* AIM
Change every "legend-label" in the entries below to "legend-item" and leave everything else unchanged. Leave the pictures out of your version.

* DATA TO PROCESS

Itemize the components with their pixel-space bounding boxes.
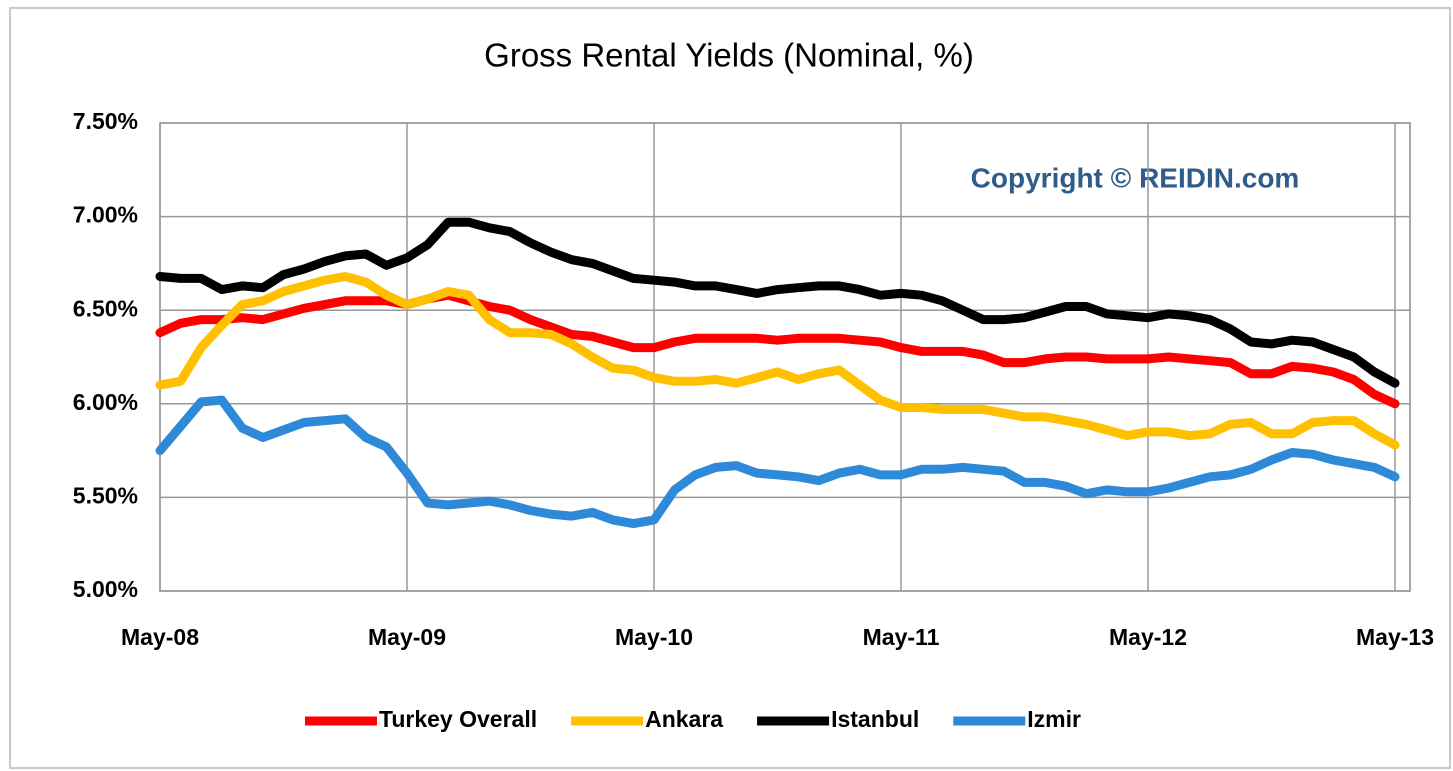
series-line: [155, 217, 1400, 388]
annotation: Copyright © REIDIN.com: [971, 162, 1300, 193]
legend-label: Istanbul: [831, 706, 919, 732]
y-tick-label: 5.50%: [73, 482, 138, 508]
y-tick-label: 7.00%: [73, 202, 138, 228]
x-tick-label: May-13: [1356, 624, 1434, 650]
series-line: [155, 395, 1400, 529]
legend-label: Ankara: [645, 706, 723, 732]
chart-frame: [9, 7, 1451, 769]
series-line: [155, 290, 1400, 409]
x-tick-label: May-12: [1109, 624, 1187, 650]
x-tick-label: May-09: [368, 624, 446, 650]
y-tick-label: 5.00%: [73, 576, 138, 602]
legend-label: Izmir: [1027, 706, 1081, 732]
y-tick-label: 7.50%: [73, 108, 138, 134]
chart-title: Gross Rental Yields (Nominal, %): [484, 37, 974, 74]
x-tick-label: May-08: [121, 624, 199, 650]
x-tick-label: May-10: [615, 624, 693, 650]
x-tick-label: May-11: [863, 624, 940, 650]
y-tick-label: 6.00%: [73, 389, 138, 415]
series-line: [155, 272, 1400, 450]
legend-label: Turkey Overall: [379, 706, 537, 732]
legend: Turkey Overall Ankara Istanbul Izmir: [305, 706, 1081, 732]
y-tick-label: 6.50%: [73, 295, 138, 321]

* CORRECT ANSWER
Itemize the components with their pixel-space bounding boxes.
series-line: [155, 217, 1400, 388]
annotation: Copyright © REIDIN.com: [971, 162, 1300, 193]
legend-item: Istanbul: [831, 706, 919, 732]
y-tick-label: 5.50%: [73, 482, 138, 508]
y-tick-label: 7.00%: [73, 202, 138, 228]
x-tick-label: May-13: [1356, 624, 1434, 650]
series-line: [155, 395, 1400, 529]
legend-item: Ankara: [645, 706, 723, 732]
chart-frame: [9, 7, 1451, 769]
series-line: [155, 290, 1400, 409]
x-tick-label: May-12: [1109, 624, 1187, 650]
x-tick-label: May-09: [368, 624, 446, 650]
y-tick-label: 5.00%: [73, 576, 138, 602]
legend-item: Izmir: [1027, 706, 1081, 732]
y-tick-label: 7.50%: [73, 108, 138, 134]
chart-title: Gross Rental Yields (Nominal, %): [484, 37, 974, 74]
x-tick-label: May-08: [121, 624, 199, 650]
x-tick-label: May-10: [615, 624, 693, 650]
x-tick-label: May-11: [863, 624, 940, 650]
y-tick-label: 6.00%: [73, 389, 138, 415]
series-line: [155, 272, 1400, 450]
legend-item: Turkey Overall: [379, 706, 537, 732]
legend: Turkey Overall Ankara Istanbul Izmir: [305, 706, 1081, 732]
y-tick-label: 6.50%: [73, 295, 138, 321]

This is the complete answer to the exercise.